> **Problem requirements**: Find the string "volunteer" in the entries and copy each line that has it.

> **Supplied records**:

::::

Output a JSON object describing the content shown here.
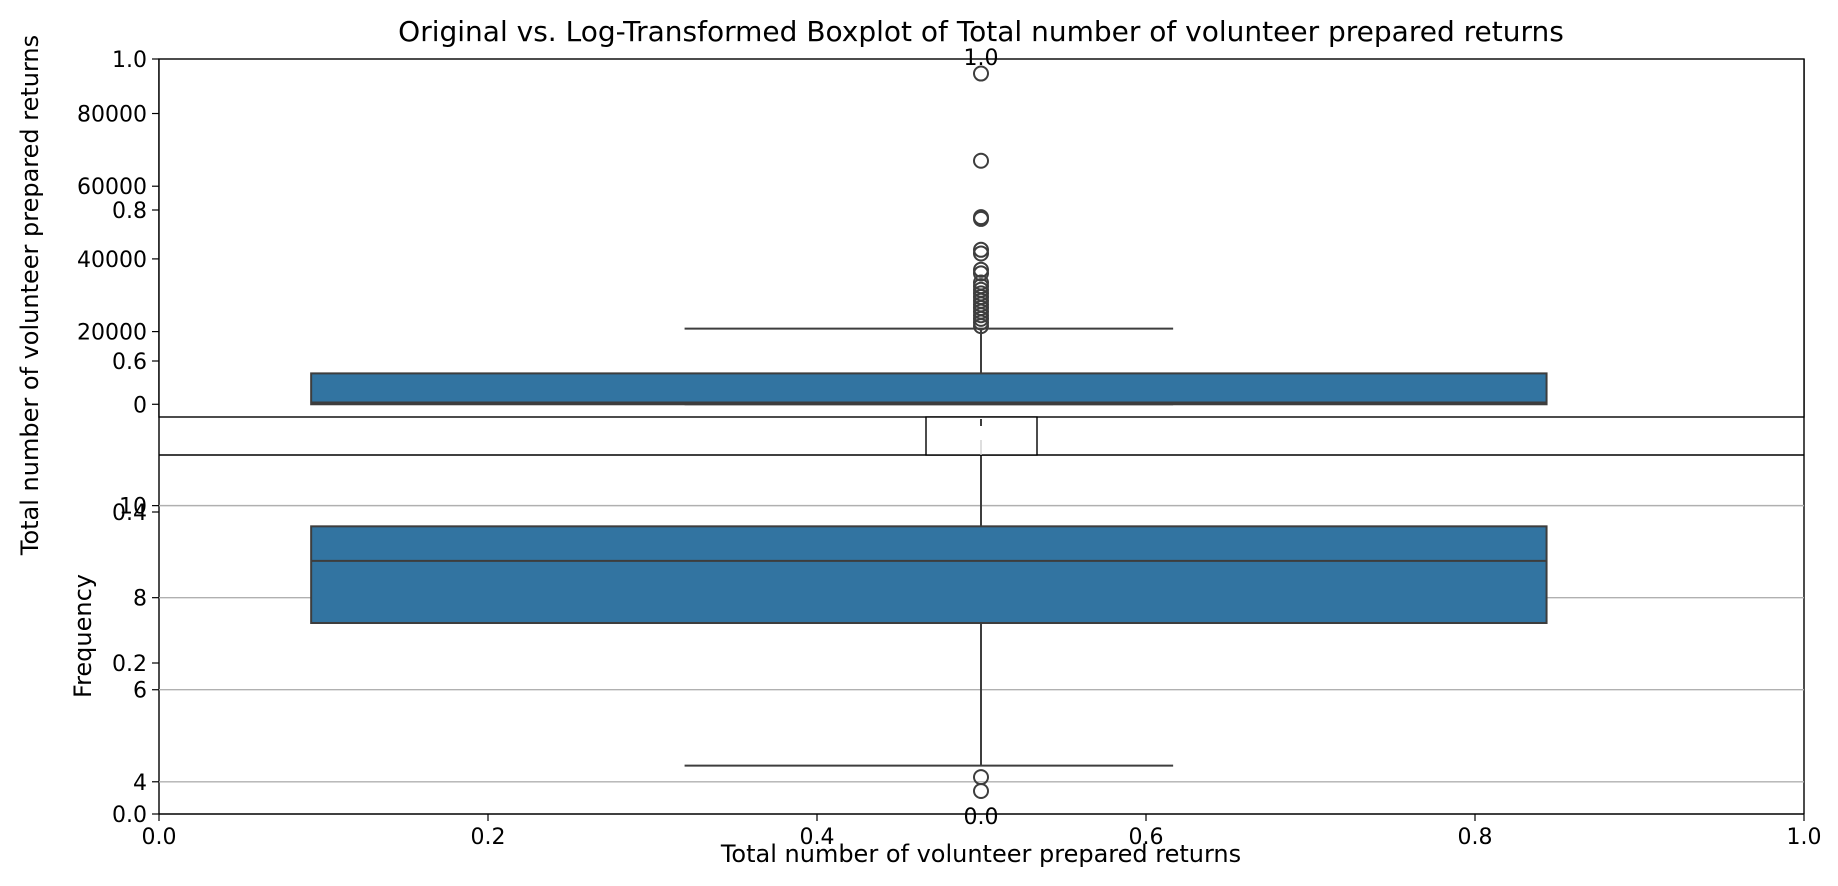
{
  "title": "Original vs. Log-Transformed Boxplot of Total number of volunteer prepared returns",
  "colors": {
    "box_fill": "#3274a1",
    "line": "#3d3d3d",
    "grid": "#b0b0b0",
    "axes": "#000000"
  },
  "chart_data": [
    {
      "type": "box",
      "name": "original",
      "ylabel": "Total number of volunteer prepared returns",
      "ylim": [
        -3500,
        95000
      ],
      "yticks": [
        0,
        20000,
        40000,
        60000,
        80000
      ],
      "grid": false,
      "box": {
        "whisker_low": 0,
        "q1": 0,
        "median": 500,
        "q3": 8500,
        "whisker_high": 20800
      },
      "outliers": [
        21500,
        22500,
        23500,
        24500,
        25500,
        26500,
        27500,
        28500,
        29500,
        30500,
        31500,
        32500,
        33500,
        36000,
        37000,
        41500,
        42500,
        51000,
        51500,
        67000,
        91000
      ]
    },
    {
      "type": "box",
      "name": "log",
      "ylabel": "Frequency",
      "ylim": [
        3.3,
        11.1
      ],
      "yticks": [
        4,
        6,
        8,
        10
      ],
      "grid": true,
      "box": {
        "whisker_low": 4.35,
        "q1": 7.45,
        "median": 8.8,
        "q3": 9.55,
        "whisker_high": 11.35
      },
      "outliers": [
        3.8,
        4.1
      ]
    },
    {
      "type": "empty",
      "name": "background-axes",
      "xlabel": "Total number of volunteer prepared returns",
      "xticks": [
        "0.0",
        "0.2",
        "0.4",
        "0.6",
        "0.8",
        "1.0"
      ],
      "yticks": [
        "0.0",
        "0.2",
        "0.4",
        "0.6",
        "0.8",
        "1.0"
      ],
      "xlim": [
        0,
        1
      ],
      "ylim": [
        0,
        1
      ]
    },
    {
      "type": "empty",
      "name": "middle-axes",
      "xticks": [
        "0.0",
        "0.2",
        "0.4",
        "0.6",
        "0.8",
        "1.0"
      ],
      "yticks": [
        "0.0",
        "1.0"
      ],
      "xlim": [
        0,
        1
      ],
      "ylim": [
        0,
        1
      ]
    }
  ]
}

::::

> **In response**:
  "title": "Original vs. Log-Transformed Boxplot of Total number of volunteer prepared returns",
      "ylabel": "Total number of volunteer prepared returns",
      "xlabel": "Total number of volunteer prepared returns",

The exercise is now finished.